# Data excerpts start

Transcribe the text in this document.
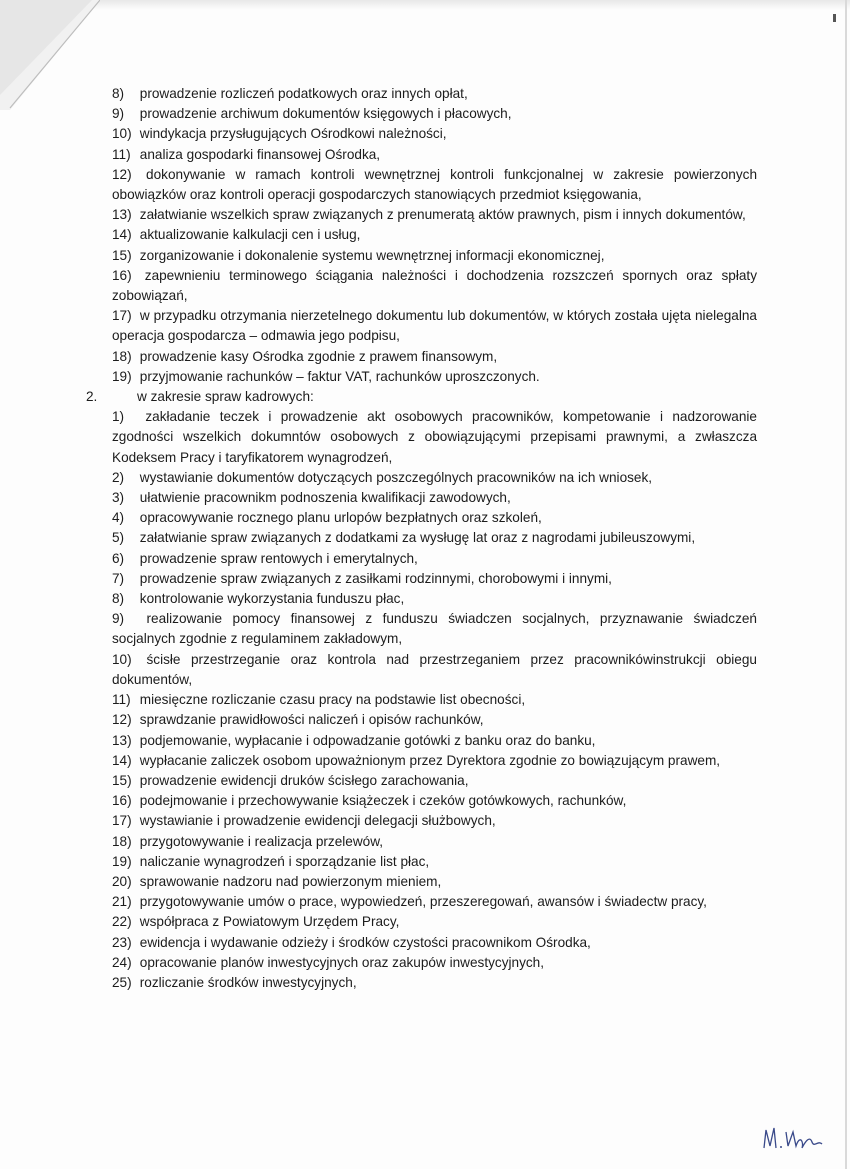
8) prowadzenie rozliczeń podatkowych oraz innych opłat,

9) prowadzenie archiwum dokumentów księgowych i płacowych,

10) windykacja przysługujących Ośrodkowi należności,

11) analiza gospodarki finansowej Ośrodka,

12) dokonywanie w ramach kontroli wewnętrznej kontroli funkcjonalnej w zakresie powierzonych obowiązków oraz kontroli operacji gospodarczych stanowiących przedmiot księgowania,

13) załatwianie wszelkich spraw związanych z prenumeratą aktów prawnych, pism i innych dokumentów,

14) aktualizowanie kalkulacji cen i usług,

15) zorganizowanie i dokonalenie systemu wewnętrznej informacji ekonomicznej,

16) zapewnieniu terminowego ściągania należności i dochodzenia rozszczeń spornych oraz spłaty zobowiązań,

17) w przypadku otrzymania nierzetelnego dokumentu lub dokumentów, w których została ujęta nielegalna operacja gospodarcza – odmawia jego podpisu,

18) prowadzenie kasy Ośrodka zgodnie z prawem finansowym,

19) przyjmowanie rachunków – faktur VAT, rachunków uproszczonych.

2.	w zakresie spraw kadrowych:

1) zakładanie teczek i prowadzenie akt osobowych pracowników, kompetowanie i nadzorowanie zgodności wszelkich dokumntów osobowych z obowiązującymi przepisami prawnymi, a zwłaszcza Kodeksem Pracy i taryfikatorem wynagrodzeń,

2) wystawianie dokumentów dotyczących poszczególnych pracowników na ich wniosek,

3) ułatwienie pracownikm podnoszenia kwalifikacji zawodowych,

4) opracowywanie rocznego planu urlopów bezpłatnych oraz szkoleń,

5) załatwianie spraw związanych z dodatkami za wysługę lat oraz z nagrodami jubileuszowymi,

6) prowadzenie spraw rentowych i emerytalnych,

7) prowadzenie spraw związanych z zasiłkami rodzinnymi, chorobowymi i innymi,

8) kontrolowanie wykorzystania funduszu płac,

9) realizowanie pomocy finansowej z funduszu świadczen socjalnych, przyznawanie świadczeń socjalnych zgodnie z regulaminem zakładowym,

10) ścisłe przestrzeganie oraz kontrola nad przestrzeganiem przez pracownikówinstrukcji obiegu dokumentów,

11) miesięczne rozliczanie czasu pracy na podstawie list obecności,

12) sprawdzanie prawidłowości naliczeń i opisów rachunków,

13) podjemowanie, wypłacanie i odpowadzanie gotówki z banku oraz do banku,

14) wypłacanie zaliczek osobom upoważnionym przez Dyrektora zgodnie zo bowiązującym prawem,

15) prowadzenie ewidencji druków ścisłego zarachowania,

16) podejmowanie i przechowywanie książeczek i czeków gotówkowych, rachunków,

17) wystawianie i prowadzenie ewidencji delegacji służbowych,

18) przygotowywanie i realizacja przelewów,

19) naliczanie wynagrodzeń i sporządzanie list płac,

20) sprawowanie nadzoru nad powierzonym mieniem,

21) przygotowywanie umów o prace, wypowiedzeń, przeszeregowań, awansów i świadectw pracy,

22) współpraca z Powiatowym Urzędem Pracy,

23) ewidencja i wydawanie odzieży i środków czystości pracownikom Ośrodka,

24) opracowanie planów inwestycyjnych oraz zakupów inwestycyjnych,

25) rozliczanie środków inwestycyjnych,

# Data excerpts end

# What is asked
In the entries above, find every line with the word "oraz" and list it.

# Final result
8) prowadzenie rozliczeń podatkowych oraz innych opłat,
12) dokonywanie w ramach kontroli wewnętrznej kontroli funkcjonalnej w zakresie powierzonych obowiązków oraz kontroli operacji gospodarczych stanowiących przedmiot księgowania,
16) zapewnieniu terminowego ściągania należności i dochodzenia rozszczeń spornych oraz spłaty zobowiązań,
4) opracowywanie rocznego planu urlopów bezpłatnych oraz szkoleń,
5) załatwianie spraw związanych z dodatkami za wysługę lat oraz z nagrodami jubileuszowymi,
10) ścisłe przestrzeganie oraz kontrola nad przestrzeganiem przez pracownikówinstrukcji obiegu dokumentów,
13) podjemowanie, wypłacanie i odpowadzanie gotówki z banku oraz do banku,
24) opracowanie planów inwestycyjnych oraz zakupów inwestycyjnych,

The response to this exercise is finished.